Given exercise
Look for the string "text" and copy every line that has it.

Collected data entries
┌────────
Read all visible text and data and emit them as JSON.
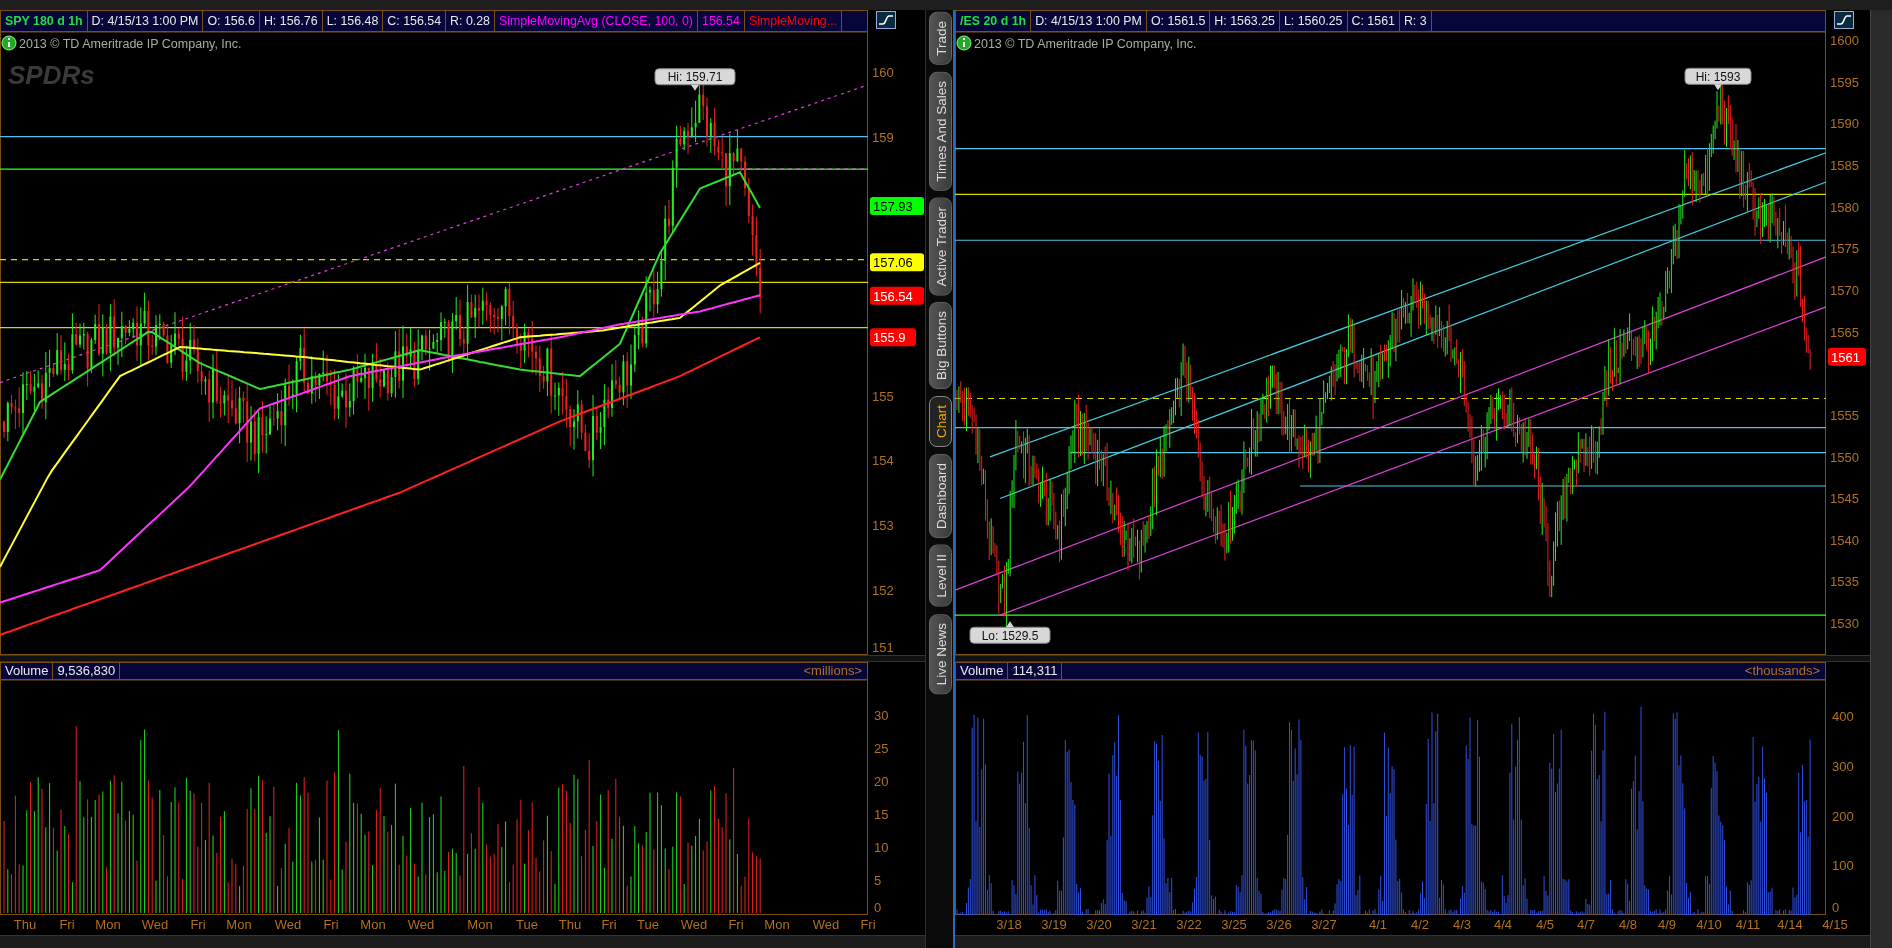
{
  "charts": [
    {
      "symbol": "SPY 180 d 1h",
      "fields": [
        "D: 4/15/13 1:00 PM",
        "O: 156.6",
        "H: 156.76",
        "L: 156.48",
        "C: 156.54",
        "R: 0.28"
      ],
      "studies": [
        {
          "text": "SimpleMovingAvg (CLOSE, 100, 0)",
          "color": "#ff00ff"
        },
        {
          "text": "156.54",
          "color": "#ff00ff"
        },
        {
          "text": "SimpleMoving...",
          "color": "#ff0000"
        }
      ],
      "copyright": "2013 © TD Ameritrade IP Company, Inc.",
      "logo": "SPDRs",
      "price_ticks": [
        "160",
        "159",
        "155",
        "154",
        "153",
        "152",
        "151"
      ],
      "price_tags": [
        {
          "text": "157.93",
          "color": "#00ff00"
        },
        {
          "text": "157.06",
          "color": "#ffff00"
        },
        {
          "text": "156.54",
          "color": "#ff0000"
        },
        {
          "text": "155.9",
          "color": "#ff0000"
        }
      ],
      "callouts": [
        {
          "text": "Hi: 159.71"
        }
      ],
      "volume": {
        "label": "Volume",
        "value": "9,536,830",
        "unit": "<millions>",
        "ticks": [
          "30",
          "25",
          "20",
          "15",
          "10",
          "5",
          "0"
        ]
      },
      "time_labels": [
        "Thu",
        "Fri",
        "Mon",
        "Wed",
        "Fri",
        "Mon",
        "Wed",
        "Fri",
        "Mon",
        "Wed",
        "Mon",
        "Tue",
        "Thu",
        "Fri",
        "Tue",
        "Wed",
        "Fri",
        "Mon",
        "Wed",
        "Fri"
      ]
    },
    {
      "symbol": "/ES 20 d 1h",
      "fields": [
        "D: 4/15/13 1:00 PM",
        "O: 1561.5",
        "H: 1563.25",
        "L: 1560.25",
        "C: 1561",
        "R: 3"
      ],
      "copyright": "2013 © TD Ameritrade IP Company, Inc.",
      "price_ticks": [
        "1600",
        "1595",
        "1590",
        "1585",
        "1580",
        "1575",
        "1570",
        "1565",
        "1555",
        "1550",
        "1545",
        "1540",
        "1535",
        "1530"
      ],
      "price_tags": [
        {
          "text": "1561",
          "color": "#ff0000"
        }
      ],
      "callouts": [
        {
          "text": "Hi: 1593"
        },
        {
          "text": "Lo: 1529.5"
        }
      ],
      "volume": {
        "label": "Volume",
        "value": "114,311",
        "unit": "<thousands>",
        "ticks": [
          "400",
          "300",
          "200",
          "100",
          "0"
        ]
      },
      "time_labels": [
        "3/18",
        "3/19",
        "3/20",
        "3/21",
        "3/22",
        "3/25",
        "3/26",
        "3/27",
        "4/1",
        "4/2",
        "4/3",
        "4/4",
        "4/5",
        "4/7",
        "4/8",
        "4/9",
        "4/10",
        "4/11",
        "4/14",
        "4/15"
      ]
    }
  ],
  "side_tabs": [
    {
      "label": "Trade",
      "selected": false
    },
    {
      "label": "Times And Sales",
      "selected": false
    },
    {
      "label": "Active Trader",
      "selected": false
    },
    {
      "label": "Big Buttons",
      "selected": false
    },
    {
      "label": "Chart",
      "selected": true
    },
    {
      "label": "Dashboard",
      "selected": false
    },
    {
      "label": "Level II",
      "selected": false
    },
    {
      "label": "Live News",
      "selected": false
    }
  ]
}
└────────
Answer in full
Read all visible text and data and emit them as JSON.
          "text": "SimpleMovingAvg (CLOSE, 100, 0)",
          "text": "156.54",
          "text": "SimpleMoving...",
          "text": "157.93",
          "text": "157.06",
          "text": "156.54",
          "text": "155.9",
          "text": "Hi: 159.71"
          "text": "1561",
          "text": "Hi: 1593"
          "text": "Lo: 1529.5"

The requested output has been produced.